Start of SOURCE DATA

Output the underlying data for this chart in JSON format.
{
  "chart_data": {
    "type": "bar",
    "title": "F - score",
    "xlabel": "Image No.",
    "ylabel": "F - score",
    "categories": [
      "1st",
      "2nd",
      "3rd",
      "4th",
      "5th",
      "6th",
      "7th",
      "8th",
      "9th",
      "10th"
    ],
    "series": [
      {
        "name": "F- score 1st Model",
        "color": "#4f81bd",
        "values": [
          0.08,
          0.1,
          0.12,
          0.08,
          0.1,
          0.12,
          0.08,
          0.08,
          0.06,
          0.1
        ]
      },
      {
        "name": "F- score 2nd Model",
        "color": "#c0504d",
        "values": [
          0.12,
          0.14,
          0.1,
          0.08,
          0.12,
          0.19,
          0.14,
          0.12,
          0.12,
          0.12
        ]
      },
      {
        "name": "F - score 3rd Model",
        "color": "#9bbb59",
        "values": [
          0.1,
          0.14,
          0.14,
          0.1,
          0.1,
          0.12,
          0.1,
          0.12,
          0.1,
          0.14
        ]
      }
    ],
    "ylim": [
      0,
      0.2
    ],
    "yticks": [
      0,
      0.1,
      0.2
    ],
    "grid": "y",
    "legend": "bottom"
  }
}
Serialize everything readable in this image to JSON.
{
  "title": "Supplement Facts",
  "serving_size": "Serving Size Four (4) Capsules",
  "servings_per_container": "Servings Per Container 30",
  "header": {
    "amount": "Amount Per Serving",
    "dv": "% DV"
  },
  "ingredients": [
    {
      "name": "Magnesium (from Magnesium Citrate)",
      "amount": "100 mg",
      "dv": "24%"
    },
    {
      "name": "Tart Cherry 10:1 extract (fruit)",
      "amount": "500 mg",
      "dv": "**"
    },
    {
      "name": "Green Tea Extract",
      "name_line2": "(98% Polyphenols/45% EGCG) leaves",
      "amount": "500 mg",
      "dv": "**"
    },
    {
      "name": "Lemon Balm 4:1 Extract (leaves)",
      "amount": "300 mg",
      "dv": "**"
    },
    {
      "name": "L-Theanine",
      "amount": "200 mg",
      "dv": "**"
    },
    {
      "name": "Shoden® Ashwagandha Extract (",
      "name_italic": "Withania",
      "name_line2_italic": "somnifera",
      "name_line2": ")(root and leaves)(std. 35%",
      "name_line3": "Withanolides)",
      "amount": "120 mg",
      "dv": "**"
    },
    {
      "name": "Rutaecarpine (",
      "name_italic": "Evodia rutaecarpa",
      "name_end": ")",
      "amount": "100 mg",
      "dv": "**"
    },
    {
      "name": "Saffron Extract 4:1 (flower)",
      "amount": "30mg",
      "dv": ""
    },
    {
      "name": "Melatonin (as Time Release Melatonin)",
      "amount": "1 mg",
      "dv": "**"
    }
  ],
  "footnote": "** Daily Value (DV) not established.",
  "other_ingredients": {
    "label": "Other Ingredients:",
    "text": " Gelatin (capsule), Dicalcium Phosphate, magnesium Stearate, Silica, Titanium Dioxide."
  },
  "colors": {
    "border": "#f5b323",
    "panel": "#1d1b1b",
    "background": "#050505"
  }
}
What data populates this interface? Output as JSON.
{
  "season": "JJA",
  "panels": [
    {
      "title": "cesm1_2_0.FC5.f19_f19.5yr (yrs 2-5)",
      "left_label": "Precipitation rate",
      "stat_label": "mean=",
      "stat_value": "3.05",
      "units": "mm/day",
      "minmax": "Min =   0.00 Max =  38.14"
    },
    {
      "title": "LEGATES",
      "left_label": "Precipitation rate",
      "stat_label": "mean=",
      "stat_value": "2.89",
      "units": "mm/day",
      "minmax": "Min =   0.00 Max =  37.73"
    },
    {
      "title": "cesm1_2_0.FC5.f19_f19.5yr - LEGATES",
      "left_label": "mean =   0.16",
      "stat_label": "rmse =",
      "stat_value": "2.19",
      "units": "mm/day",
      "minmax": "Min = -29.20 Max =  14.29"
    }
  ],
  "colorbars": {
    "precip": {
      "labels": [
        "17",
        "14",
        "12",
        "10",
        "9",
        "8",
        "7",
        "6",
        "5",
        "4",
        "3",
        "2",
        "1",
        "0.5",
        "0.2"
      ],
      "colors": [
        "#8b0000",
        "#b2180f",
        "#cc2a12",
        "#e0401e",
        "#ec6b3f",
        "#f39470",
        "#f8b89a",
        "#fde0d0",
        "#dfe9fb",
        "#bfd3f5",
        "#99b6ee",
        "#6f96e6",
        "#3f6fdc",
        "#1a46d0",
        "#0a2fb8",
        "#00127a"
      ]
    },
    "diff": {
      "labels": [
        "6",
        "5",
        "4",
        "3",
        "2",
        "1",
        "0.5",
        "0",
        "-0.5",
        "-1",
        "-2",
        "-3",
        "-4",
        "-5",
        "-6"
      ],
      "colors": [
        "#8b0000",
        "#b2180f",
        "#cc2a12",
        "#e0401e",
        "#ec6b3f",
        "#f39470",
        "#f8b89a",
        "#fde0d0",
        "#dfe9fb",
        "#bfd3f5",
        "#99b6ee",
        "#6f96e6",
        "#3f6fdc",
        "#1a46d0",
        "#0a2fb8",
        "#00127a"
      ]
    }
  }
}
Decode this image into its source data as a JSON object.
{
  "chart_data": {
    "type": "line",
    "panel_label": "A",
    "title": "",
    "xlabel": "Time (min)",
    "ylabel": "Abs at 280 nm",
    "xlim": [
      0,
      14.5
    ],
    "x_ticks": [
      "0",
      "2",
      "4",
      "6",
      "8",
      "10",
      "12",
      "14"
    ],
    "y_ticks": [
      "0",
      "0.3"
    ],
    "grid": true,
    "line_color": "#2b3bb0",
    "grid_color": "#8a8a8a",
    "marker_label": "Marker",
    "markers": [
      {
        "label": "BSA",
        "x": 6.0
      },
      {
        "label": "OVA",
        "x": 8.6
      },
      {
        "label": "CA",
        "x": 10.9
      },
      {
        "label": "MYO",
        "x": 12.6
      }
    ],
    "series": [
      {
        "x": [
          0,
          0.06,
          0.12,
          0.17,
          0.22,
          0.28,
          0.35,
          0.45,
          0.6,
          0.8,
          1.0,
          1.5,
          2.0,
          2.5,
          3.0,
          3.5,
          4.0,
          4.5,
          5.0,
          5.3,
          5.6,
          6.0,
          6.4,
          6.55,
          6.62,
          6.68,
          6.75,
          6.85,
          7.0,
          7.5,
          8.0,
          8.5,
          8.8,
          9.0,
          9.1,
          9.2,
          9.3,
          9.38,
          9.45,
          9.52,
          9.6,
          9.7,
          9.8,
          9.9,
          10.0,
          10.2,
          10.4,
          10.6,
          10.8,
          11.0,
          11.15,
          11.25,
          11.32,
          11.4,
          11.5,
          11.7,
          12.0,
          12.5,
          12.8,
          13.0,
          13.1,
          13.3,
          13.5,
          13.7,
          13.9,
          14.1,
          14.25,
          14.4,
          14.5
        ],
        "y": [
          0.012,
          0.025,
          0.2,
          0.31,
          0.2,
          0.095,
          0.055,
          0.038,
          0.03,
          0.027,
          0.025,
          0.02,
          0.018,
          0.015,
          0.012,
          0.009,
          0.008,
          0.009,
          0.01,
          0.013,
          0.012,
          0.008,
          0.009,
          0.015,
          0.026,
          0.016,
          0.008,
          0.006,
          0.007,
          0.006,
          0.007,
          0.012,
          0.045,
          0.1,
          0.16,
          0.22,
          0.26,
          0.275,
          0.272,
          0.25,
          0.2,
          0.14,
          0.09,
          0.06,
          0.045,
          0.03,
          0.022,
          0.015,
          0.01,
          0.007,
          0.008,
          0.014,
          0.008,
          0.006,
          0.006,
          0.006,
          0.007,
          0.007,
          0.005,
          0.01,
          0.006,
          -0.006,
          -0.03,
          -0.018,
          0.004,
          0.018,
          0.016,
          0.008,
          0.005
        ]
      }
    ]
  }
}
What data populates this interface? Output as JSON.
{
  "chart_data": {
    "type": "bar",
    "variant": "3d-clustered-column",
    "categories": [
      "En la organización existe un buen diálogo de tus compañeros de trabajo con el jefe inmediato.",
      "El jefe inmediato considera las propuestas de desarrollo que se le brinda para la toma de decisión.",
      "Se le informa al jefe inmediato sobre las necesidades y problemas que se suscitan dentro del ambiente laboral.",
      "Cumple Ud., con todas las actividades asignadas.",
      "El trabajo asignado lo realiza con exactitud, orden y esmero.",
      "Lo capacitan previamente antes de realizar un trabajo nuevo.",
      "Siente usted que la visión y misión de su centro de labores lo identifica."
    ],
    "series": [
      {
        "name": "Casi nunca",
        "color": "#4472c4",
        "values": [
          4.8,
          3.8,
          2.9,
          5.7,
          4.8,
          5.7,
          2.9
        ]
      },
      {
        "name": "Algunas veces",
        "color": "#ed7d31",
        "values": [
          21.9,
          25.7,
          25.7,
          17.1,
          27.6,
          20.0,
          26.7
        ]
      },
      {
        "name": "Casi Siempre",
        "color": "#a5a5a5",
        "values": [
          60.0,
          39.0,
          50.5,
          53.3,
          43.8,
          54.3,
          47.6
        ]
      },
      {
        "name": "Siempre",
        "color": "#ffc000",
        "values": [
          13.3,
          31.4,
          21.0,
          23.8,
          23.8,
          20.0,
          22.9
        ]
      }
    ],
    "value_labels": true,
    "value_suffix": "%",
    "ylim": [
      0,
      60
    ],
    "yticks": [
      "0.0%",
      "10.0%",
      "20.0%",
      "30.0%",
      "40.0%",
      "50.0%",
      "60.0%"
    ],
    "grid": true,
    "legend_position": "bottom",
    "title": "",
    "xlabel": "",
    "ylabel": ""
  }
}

End of SOURCE DATA

> [THE TASK]: Identify the lines of the entries containing the string "LEGATES". Copy each such line.

> [SOLUTION FOR THIS PROBLEM]:
      "title": "LEGATES",
      "title": "cesm1_2_0.FC5.f19_f19.5yr - LEGATES",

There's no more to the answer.